**Goal:** Among the lines below, how many carry the string "sheets"? Reply with a number and nothing else.

**Supplied entries:**

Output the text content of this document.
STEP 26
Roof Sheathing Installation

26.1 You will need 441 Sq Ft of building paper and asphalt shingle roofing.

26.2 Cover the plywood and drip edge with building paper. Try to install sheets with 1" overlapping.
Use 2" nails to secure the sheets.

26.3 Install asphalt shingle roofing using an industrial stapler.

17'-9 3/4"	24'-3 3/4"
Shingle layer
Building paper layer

**In response:** 2